-- begin --

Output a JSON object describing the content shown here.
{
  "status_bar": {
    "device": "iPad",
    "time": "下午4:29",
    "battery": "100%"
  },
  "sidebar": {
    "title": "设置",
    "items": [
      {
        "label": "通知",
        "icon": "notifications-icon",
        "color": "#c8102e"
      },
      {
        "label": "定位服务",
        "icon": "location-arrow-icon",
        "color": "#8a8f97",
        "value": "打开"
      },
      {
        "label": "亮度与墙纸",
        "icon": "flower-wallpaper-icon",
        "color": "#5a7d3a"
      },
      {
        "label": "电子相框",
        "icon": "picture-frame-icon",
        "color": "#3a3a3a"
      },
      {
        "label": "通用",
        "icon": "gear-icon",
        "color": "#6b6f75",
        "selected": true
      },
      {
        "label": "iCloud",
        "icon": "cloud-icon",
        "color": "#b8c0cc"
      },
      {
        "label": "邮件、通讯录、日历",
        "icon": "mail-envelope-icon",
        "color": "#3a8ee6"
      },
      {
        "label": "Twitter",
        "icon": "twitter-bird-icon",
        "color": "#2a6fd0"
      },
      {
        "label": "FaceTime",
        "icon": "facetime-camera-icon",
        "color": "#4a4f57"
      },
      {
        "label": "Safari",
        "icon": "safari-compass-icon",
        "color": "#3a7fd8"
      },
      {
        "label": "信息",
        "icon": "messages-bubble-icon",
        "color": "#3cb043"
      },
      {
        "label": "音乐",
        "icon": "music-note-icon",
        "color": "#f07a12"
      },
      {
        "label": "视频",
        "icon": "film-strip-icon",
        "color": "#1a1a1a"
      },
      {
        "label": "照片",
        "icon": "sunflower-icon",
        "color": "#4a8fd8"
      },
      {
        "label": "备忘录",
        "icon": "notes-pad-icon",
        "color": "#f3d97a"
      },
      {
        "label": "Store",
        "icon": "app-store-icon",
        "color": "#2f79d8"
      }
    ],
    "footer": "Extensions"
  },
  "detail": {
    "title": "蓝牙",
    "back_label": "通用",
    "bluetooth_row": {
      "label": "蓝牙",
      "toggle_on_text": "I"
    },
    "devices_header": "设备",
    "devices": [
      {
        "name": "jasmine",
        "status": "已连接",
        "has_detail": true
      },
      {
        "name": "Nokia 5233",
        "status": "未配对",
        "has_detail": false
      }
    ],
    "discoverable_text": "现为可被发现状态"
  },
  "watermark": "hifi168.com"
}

-- end --

Task to carry out:
Above are some records; extract every one of them exactly.

Exercise solution:
Output a JSON object describing the content shown here.
{
  "status_bar": {
    "device": "iPad",
    "time": "下午4:29",
    "battery": "100%"
  },
  "sidebar": {
    "title": "设置",
    "items": [
      {
        "label": "通知",
        "icon": "notifications-icon",
        "color": "#c8102e"
      },
      {
        "label": "定位服务",
        "icon": "location-arrow-icon",
        "color": "#8a8f97",
        "value": "打开"
      },
      {
        "label": "亮度与墙纸",
        "icon": "flower-wallpaper-icon",
        "color": "#5a7d3a"
      },
      {
        "label": "电子相框",
        "icon": "picture-frame-icon",
        "color": "#3a3a3a"
      },
      {
        "label": "通用",
        "icon": "gear-icon",
        "color": "#6b6f75",
        "selected": true
      },
      {
        "label": "iCloud",
        "icon": "cloud-icon",
        "color": "#b8c0cc"
      },
      {
        "label": "邮件、通讯录、日历",
        "icon": "mail-envelope-icon",
        "color": "#3a8ee6"
      },
      {
        "label": "Twitter",
        "icon": "twitter-bird-icon",
        "color": "#2a6fd0"
      },
      {
        "label": "FaceTime",
        "icon": "facetime-camera-icon",
        "color": "#4a4f57"
      },
      {
        "label": "Safari",
        "icon": "safari-compass-icon",
        "color": "#3a7fd8"
      },
      {
        "label": "信息",
        "icon": "messages-bubble-icon",
        "color": "#3cb043"
      },
      {
        "label": "音乐",
        "icon": "music-note-icon",
        "color": "#f07a12"
      },
      {
        "label": "视频",
        "icon": "film-strip-icon",
        "color": "#1a1a1a"
      },
      {
        "label": "照片",
        "icon": "sunflower-icon",
        "color": "#4a8fd8"
      },
      {
        "label": "备忘录",
        "icon": "notes-pad-icon",
        "color": "#f3d97a"
      },
      {
        "label": "Store",
        "icon": "app-store-icon",
        "color": "#2f79d8"
      }
    ],
    "footer": "Extensions"
  },
  "detail": {
    "title": "蓝牙",
    "back_label": "通用",
    "bluetooth_row": {
      "label": "蓝牙",
      "toggle_on_text": "I"
    },
    "devices_header": "设备",
    "devices": [
      {
        "name": "jasmine",
        "status": "已连接",
        "has_detail": true
      },
      {
        "name": "Nokia 5233",
        "status": "未配对",
        "has_detail": false
      }
    ],
    "discoverable_text": "现为可被发现状态"
  },
  "watermark": "hifi168.com"
}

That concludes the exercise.